→ GOAL
Retype the listing that follows, exactly as written.

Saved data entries
========

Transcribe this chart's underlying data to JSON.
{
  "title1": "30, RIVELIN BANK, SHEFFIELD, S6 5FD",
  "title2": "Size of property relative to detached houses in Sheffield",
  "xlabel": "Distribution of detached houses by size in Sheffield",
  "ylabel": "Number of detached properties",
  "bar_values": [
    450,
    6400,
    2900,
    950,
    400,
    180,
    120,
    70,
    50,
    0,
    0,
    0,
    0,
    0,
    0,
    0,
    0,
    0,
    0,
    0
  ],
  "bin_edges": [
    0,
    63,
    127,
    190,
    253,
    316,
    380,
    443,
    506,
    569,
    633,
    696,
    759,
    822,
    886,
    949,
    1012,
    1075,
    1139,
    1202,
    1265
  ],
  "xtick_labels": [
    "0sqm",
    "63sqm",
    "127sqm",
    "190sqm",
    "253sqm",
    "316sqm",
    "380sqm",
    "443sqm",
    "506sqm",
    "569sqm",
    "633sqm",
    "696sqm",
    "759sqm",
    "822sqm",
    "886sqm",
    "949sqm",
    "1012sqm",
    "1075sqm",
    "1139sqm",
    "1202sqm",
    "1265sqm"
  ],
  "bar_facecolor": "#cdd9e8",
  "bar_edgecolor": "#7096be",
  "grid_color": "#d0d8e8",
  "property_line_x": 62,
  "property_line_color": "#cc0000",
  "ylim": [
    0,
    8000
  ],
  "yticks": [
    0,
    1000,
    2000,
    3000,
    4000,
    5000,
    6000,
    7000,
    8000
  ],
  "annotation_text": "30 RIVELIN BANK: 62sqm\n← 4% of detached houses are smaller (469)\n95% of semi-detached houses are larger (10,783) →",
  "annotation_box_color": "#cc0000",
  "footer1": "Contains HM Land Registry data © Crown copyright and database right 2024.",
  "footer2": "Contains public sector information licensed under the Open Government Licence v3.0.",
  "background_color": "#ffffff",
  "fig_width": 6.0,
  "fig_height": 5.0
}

========

→ TASK ANSWER
Transcribe this chart's underlying data to JSON.
{
  "title1": "30, RIVELIN BANK, SHEFFIELD, S6 5FD",
  "title2": "Size of property relative to detached houses in Sheffield",
  "xlabel": "Distribution of detached houses by size in Sheffield",
  "ylabel": "Number of detached properties",
  "bar_values": [
    450,
    6400,
    2900,
    950,
    400,
    180,
    120,
    70,
    50,
    0,
    0,
    0,
    0,
    0,
    0,
    0,
    0,
    0,
    0,
    0
  ],
  "bin_edges": [
    0,
    63,
    127,
    190,
    253,
    316,
    380,
    443,
    506,
    569,
    633,
    696,
    759,
    822,
    886,
    949,
    1012,
    1075,
    1139,
    1202,
    1265
  ],
  "xtick_labels": [
    "0sqm",
    "63sqm",
    "127sqm",
    "190sqm",
    "253sqm",
    "316sqm",
    "380sqm",
    "443sqm",
    "506sqm",
    "569sqm",
    "633sqm",
    "696sqm",
    "759sqm",
    "822sqm",
    "886sqm",
    "949sqm",
    "1012sqm",
    "1075sqm",
    "1139sqm",
    "1202sqm",
    "1265sqm"
  ],
  "bar_facecolor": "#cdd9e8",
  "bar_edgecolor": "#7096be",
  "grid_color": "#d0d8e8",
  "property_line_x": 62,
  "property_line_color": "#cc0000",
  "ylim": [
    0,
    8000
  ],
  "yticks": [
    0,
    1000,
    2000,
    3000,
    4000,
    5000,
    6000,
    7000,
    8000
  ],
  "annotation_text": "30 RIVELIN BANK: 62sqm\n← 4% of detached houses are smaller (469)\n95% of semi-detached houses are larger (10,783) →",
  "annotation_box_color": "#cc0000",
  "footer1": "Contains HM Land Registry data © Crown copyright and database right 2024.",
  "footer2": "Contains public sector information licensed under the Open Government Licence v3.0.",
  "background_color": "#ffffff",
  "fig_width": 6.0,
  "fig_height": 5.0
}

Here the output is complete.